> _DIRECTIONS_
Show all lines that include the string "style"; copy each one.

--- Start of DATA PROVIDED ---

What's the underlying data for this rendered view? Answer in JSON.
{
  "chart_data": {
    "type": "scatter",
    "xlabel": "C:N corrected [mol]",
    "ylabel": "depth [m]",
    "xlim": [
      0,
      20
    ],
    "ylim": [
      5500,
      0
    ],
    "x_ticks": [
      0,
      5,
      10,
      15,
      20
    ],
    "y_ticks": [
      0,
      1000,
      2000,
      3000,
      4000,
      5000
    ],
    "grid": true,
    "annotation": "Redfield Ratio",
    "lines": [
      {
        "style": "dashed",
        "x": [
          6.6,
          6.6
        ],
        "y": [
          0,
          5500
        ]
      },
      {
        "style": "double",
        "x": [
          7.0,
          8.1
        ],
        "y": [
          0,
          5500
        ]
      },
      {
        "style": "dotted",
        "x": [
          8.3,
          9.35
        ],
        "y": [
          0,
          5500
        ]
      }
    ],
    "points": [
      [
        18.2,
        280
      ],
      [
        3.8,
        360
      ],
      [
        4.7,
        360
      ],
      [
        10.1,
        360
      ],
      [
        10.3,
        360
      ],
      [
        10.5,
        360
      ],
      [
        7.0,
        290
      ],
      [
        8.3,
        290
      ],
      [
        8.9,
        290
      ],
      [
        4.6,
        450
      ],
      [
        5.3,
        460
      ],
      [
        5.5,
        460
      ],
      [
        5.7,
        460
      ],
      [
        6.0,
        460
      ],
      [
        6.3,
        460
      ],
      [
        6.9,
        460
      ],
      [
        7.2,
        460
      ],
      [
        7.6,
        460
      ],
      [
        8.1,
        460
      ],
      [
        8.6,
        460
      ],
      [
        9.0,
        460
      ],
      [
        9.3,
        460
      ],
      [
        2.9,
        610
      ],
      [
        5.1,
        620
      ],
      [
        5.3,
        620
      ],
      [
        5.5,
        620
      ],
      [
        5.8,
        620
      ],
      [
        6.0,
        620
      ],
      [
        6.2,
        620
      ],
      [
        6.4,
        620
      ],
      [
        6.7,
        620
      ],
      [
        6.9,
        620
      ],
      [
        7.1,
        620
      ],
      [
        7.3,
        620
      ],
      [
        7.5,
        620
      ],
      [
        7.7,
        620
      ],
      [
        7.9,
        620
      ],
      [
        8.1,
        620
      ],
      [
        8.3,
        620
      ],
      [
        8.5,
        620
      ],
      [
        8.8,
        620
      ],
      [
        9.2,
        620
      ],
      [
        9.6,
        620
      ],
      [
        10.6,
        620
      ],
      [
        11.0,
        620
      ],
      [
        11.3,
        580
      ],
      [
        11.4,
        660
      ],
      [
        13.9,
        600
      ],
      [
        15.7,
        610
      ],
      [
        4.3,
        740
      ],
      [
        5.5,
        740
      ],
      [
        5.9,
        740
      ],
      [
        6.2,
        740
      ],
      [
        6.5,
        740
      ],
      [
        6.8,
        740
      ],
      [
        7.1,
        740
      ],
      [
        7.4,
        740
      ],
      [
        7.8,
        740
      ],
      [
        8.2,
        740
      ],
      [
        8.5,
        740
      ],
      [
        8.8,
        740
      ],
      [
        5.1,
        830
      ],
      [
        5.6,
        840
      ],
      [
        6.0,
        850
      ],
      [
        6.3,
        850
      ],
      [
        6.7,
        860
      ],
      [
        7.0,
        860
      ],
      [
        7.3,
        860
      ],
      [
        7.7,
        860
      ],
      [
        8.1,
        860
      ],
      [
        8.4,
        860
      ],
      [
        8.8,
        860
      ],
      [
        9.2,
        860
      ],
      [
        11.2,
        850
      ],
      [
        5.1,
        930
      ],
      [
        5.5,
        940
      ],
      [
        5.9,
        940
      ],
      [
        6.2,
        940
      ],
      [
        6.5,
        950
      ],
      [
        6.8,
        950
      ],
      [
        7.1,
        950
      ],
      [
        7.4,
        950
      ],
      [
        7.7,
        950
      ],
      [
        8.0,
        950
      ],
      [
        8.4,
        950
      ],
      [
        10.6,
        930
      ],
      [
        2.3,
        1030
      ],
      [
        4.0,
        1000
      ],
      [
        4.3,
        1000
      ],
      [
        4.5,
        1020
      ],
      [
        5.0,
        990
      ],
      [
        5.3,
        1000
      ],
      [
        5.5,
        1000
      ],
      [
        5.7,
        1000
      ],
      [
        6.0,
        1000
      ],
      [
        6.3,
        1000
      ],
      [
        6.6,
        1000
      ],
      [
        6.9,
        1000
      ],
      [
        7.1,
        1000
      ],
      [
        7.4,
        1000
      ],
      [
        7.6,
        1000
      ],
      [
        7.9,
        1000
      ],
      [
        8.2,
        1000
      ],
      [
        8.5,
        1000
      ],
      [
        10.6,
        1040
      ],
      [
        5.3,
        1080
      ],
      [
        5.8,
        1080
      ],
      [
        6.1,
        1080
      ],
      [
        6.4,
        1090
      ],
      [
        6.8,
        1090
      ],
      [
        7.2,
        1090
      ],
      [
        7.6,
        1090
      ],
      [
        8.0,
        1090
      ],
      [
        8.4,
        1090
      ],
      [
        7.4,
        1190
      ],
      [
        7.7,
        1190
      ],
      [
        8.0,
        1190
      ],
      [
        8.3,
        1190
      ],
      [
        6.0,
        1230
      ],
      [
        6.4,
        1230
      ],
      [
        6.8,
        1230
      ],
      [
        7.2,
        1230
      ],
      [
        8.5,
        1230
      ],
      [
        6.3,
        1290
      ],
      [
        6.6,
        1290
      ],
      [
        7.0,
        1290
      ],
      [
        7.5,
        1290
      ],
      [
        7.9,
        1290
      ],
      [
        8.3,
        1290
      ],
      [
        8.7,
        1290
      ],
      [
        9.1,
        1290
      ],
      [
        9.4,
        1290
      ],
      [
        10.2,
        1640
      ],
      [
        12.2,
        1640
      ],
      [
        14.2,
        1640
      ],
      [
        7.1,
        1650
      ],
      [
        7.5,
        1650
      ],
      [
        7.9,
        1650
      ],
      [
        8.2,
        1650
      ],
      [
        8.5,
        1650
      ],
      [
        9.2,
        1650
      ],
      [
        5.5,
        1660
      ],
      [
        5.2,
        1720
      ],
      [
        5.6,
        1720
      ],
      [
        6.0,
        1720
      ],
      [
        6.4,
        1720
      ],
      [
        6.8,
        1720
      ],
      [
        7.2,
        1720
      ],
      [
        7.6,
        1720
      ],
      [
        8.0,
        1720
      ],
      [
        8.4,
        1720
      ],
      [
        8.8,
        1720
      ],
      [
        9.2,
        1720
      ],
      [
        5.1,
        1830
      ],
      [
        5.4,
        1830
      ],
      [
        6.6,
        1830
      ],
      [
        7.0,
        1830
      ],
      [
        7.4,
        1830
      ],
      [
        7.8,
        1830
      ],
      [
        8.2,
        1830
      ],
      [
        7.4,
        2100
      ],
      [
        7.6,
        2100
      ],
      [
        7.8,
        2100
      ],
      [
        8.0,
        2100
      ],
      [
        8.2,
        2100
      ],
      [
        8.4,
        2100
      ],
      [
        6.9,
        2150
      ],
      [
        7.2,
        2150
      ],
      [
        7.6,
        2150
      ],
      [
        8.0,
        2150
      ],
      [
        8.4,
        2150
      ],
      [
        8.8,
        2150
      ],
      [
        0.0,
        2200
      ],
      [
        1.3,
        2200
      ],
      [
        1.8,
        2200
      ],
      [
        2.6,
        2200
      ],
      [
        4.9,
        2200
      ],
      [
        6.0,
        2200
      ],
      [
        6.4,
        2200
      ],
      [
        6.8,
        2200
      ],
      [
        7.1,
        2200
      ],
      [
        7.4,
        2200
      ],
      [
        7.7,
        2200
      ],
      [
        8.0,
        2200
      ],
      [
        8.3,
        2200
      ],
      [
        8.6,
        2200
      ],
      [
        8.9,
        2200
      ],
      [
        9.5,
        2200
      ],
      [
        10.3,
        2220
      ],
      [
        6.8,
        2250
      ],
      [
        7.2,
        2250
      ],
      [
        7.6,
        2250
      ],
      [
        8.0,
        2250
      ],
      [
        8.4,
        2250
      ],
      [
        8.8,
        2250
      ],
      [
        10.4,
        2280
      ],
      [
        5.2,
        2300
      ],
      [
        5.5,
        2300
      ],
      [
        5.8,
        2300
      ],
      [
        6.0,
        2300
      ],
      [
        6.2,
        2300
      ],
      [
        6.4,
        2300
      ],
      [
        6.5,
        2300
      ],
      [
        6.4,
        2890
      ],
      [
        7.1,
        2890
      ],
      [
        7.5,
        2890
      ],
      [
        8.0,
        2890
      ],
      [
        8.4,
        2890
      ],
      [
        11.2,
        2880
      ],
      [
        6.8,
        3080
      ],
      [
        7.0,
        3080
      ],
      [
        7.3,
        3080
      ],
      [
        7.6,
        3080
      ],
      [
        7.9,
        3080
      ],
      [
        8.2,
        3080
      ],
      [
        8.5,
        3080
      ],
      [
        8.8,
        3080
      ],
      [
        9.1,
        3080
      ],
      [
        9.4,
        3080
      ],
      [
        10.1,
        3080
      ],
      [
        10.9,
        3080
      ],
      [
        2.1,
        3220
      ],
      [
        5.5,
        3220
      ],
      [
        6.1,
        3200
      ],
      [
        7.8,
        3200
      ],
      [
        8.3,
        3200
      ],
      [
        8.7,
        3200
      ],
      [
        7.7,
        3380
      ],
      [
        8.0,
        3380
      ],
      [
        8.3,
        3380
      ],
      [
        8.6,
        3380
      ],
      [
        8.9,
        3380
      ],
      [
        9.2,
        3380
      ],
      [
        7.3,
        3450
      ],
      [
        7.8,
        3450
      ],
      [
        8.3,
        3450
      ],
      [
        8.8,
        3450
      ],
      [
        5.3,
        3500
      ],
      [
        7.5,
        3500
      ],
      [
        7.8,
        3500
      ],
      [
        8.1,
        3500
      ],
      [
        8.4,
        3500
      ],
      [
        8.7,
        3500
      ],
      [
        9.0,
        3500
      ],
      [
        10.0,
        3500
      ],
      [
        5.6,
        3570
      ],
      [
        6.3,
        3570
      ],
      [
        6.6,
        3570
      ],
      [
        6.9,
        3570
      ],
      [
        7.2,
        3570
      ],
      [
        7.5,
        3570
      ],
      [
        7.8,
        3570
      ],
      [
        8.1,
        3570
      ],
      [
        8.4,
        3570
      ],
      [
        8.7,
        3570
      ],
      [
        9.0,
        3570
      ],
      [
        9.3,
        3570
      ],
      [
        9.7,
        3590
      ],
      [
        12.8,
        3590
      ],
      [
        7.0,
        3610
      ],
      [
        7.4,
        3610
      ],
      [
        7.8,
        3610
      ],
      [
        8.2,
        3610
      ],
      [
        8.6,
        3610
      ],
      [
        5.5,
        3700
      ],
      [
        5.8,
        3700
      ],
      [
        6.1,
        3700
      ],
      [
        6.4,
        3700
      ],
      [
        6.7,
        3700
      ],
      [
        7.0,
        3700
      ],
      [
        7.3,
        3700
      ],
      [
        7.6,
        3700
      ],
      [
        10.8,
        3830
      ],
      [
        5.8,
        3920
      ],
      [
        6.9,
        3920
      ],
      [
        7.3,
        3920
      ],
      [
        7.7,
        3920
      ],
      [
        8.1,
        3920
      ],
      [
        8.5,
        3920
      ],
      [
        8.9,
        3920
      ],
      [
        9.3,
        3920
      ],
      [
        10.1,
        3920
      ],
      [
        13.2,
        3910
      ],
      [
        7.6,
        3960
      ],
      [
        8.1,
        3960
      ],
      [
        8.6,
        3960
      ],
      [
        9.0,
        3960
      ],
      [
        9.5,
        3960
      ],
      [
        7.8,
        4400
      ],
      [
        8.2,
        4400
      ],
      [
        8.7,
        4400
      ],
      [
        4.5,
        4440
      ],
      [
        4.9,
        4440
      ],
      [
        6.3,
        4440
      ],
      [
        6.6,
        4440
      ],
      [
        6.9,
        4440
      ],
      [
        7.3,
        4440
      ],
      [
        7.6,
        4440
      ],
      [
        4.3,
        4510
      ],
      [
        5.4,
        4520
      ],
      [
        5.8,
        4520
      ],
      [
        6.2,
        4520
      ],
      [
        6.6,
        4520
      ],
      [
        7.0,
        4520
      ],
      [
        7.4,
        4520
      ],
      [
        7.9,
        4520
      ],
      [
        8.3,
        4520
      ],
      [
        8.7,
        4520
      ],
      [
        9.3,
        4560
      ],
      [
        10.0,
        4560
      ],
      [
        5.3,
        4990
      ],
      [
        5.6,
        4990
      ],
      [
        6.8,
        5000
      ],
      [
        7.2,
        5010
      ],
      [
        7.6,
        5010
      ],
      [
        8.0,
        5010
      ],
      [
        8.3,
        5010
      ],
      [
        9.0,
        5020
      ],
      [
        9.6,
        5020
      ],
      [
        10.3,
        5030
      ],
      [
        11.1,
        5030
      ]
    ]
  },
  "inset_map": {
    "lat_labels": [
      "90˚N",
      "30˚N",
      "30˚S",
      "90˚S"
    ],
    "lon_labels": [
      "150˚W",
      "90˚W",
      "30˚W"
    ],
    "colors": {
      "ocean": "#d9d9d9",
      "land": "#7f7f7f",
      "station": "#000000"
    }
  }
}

--- End of DATA PROVIDED ---

> _ANSWER IN FULL_
        "style": "dashed",
        "style": "double",
        "style": "dotted",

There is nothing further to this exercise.